▸ **WHAT YOU WILL DO**: Search the listing for "wyniku" and copy every line where it appears.
%%
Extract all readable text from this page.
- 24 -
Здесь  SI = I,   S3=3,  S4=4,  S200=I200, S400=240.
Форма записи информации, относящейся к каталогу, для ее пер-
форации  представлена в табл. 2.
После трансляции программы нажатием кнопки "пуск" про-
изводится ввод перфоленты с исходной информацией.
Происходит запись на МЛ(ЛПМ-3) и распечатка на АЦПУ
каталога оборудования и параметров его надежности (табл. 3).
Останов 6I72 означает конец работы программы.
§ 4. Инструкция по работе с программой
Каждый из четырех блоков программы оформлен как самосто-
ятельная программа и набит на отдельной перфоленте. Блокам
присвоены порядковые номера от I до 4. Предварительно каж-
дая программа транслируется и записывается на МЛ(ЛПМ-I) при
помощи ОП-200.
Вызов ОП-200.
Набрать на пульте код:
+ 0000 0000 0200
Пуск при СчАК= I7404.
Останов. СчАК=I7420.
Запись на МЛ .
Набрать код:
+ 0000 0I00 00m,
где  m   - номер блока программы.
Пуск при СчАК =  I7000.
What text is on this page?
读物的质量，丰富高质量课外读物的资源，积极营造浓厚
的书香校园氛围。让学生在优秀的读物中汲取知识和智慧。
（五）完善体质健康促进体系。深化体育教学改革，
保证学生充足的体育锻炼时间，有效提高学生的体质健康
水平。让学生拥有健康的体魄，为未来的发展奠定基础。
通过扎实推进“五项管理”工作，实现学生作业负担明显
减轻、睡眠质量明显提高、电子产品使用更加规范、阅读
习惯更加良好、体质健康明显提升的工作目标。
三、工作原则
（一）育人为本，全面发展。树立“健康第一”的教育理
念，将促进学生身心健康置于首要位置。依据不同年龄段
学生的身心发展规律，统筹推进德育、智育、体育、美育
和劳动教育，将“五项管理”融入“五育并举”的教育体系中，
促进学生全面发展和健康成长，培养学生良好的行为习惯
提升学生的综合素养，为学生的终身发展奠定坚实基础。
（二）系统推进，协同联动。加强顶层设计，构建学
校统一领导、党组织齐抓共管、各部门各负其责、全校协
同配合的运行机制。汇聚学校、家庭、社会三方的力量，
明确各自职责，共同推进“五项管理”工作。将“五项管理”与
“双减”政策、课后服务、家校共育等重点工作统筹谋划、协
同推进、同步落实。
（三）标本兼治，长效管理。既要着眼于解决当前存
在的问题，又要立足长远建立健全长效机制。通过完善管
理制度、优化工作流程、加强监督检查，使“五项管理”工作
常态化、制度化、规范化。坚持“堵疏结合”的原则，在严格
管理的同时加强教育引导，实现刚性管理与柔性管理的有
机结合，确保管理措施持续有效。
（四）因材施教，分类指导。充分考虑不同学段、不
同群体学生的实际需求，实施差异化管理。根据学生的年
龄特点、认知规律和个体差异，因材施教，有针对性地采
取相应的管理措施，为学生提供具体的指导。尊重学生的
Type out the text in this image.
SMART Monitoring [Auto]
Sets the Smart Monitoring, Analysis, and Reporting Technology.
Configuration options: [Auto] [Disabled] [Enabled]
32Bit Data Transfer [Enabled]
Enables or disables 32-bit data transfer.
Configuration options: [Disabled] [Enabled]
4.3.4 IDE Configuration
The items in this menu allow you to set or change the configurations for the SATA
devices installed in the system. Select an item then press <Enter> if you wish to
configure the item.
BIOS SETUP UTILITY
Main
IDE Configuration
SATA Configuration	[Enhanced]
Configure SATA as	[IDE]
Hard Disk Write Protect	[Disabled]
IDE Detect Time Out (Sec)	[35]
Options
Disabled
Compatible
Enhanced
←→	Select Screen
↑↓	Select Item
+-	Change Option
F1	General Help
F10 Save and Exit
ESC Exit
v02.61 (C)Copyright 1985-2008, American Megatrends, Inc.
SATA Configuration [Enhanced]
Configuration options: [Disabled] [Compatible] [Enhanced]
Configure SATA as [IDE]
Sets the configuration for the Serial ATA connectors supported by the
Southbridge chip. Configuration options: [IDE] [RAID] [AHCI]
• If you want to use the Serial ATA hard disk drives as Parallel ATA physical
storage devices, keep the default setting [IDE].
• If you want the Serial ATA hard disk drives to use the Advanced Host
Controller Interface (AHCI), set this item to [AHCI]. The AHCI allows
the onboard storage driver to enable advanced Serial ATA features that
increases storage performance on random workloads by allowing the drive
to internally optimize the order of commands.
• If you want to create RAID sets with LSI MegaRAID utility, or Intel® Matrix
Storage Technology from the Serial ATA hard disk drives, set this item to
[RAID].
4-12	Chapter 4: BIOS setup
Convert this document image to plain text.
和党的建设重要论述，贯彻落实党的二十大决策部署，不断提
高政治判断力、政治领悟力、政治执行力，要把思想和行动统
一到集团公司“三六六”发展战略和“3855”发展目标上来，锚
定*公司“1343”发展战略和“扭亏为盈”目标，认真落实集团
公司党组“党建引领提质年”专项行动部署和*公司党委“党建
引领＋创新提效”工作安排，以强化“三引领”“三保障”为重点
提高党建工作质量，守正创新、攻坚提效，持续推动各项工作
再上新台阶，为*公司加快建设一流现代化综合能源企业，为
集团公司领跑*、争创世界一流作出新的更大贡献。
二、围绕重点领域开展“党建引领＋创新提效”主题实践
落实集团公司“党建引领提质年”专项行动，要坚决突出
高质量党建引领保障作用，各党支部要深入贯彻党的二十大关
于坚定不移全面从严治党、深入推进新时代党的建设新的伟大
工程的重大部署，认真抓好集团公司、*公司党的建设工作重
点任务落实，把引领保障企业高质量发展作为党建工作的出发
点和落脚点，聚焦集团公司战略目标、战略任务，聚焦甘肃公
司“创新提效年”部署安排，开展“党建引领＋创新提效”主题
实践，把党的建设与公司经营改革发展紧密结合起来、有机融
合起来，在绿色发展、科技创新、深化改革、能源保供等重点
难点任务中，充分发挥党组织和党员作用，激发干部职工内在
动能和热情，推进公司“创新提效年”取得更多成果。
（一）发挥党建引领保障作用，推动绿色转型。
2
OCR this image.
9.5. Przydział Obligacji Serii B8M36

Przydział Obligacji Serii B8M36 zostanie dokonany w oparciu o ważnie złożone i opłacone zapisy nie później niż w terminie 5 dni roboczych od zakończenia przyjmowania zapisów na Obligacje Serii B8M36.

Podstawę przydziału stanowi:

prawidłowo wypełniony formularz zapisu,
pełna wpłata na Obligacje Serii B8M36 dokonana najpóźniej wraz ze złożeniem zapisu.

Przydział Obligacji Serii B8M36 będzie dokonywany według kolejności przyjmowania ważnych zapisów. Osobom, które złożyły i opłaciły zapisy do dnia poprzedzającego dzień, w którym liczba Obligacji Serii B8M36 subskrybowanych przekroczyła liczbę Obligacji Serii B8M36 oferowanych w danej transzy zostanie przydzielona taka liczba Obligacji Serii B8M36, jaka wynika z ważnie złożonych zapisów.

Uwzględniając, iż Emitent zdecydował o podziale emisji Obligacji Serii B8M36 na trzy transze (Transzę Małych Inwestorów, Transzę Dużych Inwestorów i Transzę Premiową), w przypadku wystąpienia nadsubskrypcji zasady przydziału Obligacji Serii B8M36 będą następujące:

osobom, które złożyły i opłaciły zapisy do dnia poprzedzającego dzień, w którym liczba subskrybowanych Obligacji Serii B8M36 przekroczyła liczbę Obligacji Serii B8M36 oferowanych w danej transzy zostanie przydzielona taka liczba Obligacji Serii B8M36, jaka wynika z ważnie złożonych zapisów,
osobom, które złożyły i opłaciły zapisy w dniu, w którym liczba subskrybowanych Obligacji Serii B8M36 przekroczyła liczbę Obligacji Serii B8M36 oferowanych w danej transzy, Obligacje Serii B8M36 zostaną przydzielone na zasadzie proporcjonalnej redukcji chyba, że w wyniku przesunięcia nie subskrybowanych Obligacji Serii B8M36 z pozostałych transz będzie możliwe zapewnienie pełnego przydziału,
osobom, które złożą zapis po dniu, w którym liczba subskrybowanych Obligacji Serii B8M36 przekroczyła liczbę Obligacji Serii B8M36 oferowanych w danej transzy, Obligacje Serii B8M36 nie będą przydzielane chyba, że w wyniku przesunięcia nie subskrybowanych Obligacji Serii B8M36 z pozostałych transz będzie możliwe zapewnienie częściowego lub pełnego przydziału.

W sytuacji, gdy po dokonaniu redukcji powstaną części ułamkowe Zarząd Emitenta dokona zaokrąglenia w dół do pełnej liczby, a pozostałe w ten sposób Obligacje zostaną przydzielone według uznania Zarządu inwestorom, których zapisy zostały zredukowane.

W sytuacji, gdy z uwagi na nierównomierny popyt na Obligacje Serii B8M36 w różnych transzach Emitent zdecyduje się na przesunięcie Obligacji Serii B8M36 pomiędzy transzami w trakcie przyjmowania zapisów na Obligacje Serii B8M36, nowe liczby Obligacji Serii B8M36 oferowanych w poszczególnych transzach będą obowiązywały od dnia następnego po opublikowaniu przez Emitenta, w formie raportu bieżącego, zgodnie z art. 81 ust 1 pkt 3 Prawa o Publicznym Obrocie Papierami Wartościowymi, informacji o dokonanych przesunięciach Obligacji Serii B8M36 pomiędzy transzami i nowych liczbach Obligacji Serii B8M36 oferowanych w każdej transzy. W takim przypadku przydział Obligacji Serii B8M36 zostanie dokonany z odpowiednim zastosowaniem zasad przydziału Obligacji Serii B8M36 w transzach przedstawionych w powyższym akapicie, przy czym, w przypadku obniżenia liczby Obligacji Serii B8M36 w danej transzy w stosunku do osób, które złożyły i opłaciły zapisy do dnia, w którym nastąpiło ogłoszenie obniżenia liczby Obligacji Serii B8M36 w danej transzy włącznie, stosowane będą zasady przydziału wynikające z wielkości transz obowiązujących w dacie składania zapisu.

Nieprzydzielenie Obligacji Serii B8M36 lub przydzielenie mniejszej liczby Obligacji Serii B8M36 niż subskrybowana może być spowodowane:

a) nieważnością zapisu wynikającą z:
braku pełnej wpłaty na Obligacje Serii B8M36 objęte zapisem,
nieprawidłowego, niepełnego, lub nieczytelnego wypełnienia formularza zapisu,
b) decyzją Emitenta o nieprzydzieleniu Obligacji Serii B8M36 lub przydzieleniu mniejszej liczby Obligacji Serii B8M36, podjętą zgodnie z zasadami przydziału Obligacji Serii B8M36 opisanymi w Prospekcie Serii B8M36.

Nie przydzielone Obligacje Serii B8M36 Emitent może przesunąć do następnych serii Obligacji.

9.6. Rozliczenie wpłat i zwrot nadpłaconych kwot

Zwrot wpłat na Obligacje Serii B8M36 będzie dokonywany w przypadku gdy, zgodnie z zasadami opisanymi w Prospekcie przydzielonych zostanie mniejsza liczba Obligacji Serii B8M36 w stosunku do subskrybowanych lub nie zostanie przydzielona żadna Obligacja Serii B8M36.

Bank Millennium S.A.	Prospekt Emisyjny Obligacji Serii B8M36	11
%%
▸ **EXPECTED ANSWER**:
osobom, które złożyły i opłaciły zapisy w dniu, w którym liczba subskrybowanych Obligacji Serii B8M36 przekroczyła liczbę Obligacji Serii B8M36 oferowanych w danej transzy, Obligacje Serii B8M36 zostaną przydzielone na zasadzie proporcjonalnej redukcji chyba, że w wyniku przesunięcia nie subskrybowanych Obligacji Serii B8M36 z pozostałych transz będzie możliwe zapewnienie pełnego przydziału,
osobom, które złożą zapis po dniu, w którym liczba subskrybowanych Obligacji Serii B8M36 przekroczyła liczbę Obligacji Serii B8M36 oferowanych w danej transzy, Obligacje Serii B8M36 nie będą przydzielane chyba, że w wyniku przesunięcia nie subskrybowanych Obligacji Serii B8M36 z pozostałych transz będzie możliwe zapewnienie częściowego lub pełnego przydziału.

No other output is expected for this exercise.